-- BEGIN DATA LINES --
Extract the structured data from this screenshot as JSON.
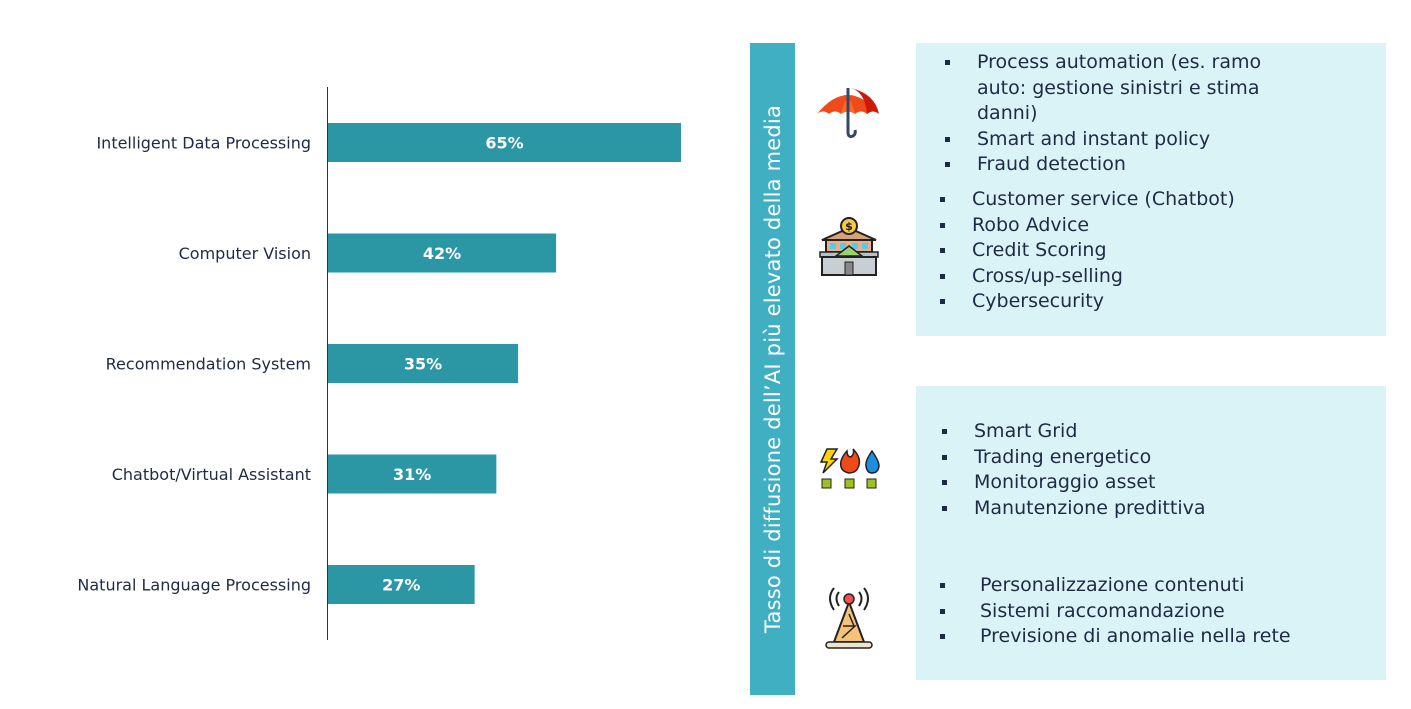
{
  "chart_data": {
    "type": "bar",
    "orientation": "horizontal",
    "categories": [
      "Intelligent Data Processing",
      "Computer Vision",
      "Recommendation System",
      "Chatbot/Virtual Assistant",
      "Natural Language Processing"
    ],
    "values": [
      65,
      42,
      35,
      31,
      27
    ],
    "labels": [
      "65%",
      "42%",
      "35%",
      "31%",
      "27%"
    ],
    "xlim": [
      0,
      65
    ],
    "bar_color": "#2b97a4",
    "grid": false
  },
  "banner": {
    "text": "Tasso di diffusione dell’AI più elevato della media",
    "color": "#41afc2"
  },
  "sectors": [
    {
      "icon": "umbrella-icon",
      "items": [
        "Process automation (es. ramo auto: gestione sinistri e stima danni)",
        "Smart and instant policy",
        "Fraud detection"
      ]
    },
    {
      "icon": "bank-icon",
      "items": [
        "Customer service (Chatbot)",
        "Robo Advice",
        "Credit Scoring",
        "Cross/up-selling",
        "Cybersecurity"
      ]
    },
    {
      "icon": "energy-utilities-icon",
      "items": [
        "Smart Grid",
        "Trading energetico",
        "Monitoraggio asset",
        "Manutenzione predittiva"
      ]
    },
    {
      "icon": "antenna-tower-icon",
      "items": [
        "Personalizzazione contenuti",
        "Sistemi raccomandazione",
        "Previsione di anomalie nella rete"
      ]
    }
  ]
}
-- END DATA LINES --
_STATED EXERCISE_
Leave out the pictures and give the listing above again exactly.

_ANSWER BELOW_
Extract the structured data from this screenshot as JSON.
{
  "chart_data": {
    "type": "bar",
    "orientation": "horizontal",
    "categories": [
      "Intelligent Data Processing",
      "Computer Vision",
      "Recommendation System",
      "Chatbot/Virtual Assistant",
      "Natural Language Processing"
    ],
    "values": [
      65,
      42,
      35,
      31,
      27
    ],
    "labels": [
      "65%",
      "42%",
      "35%",
      "31%",
      "27%"
    ],
    "xlim": [
      0,
      65
    ],
    "bar_color": "#2b97a4",
    "grid": false
  },
  "banner": {
    "text": "Tasso di diffusione dell’AI più elevato della media",
    "color": "#41afc2"
  },
  "sectors": [
    {
      "icon": "umbrella-icon",
      "items": [
        "Process automation (es. ramo auto: gestione sinistri e stima danni)",
        "Smart and instant policy",
        "Fraud detection"
      ]
    },
    {
      "icon": "bank-icon",
      "items": [
        "Customer service (Chatbot)",
        "Robo Advice",
        "Credit Scoring",
        "Cross/up-selling",
        "Cybersecurity"
      ]
    },
    {
      "icon": "energy-utilities-icon",
      "items": [
        "Smart Grid",
        "Trading energetico",
        "Monitoraggio asset",
        "Manutenzione predittiva"
      ]
    },
    {
      "icon": "antenna-tower-icon",
      "items": [
        "Personalizzazione contenuti",
        "Sistemi raccomandazione",
        "Previsione di anomalie nella rete"
      ]
    }
  ]
}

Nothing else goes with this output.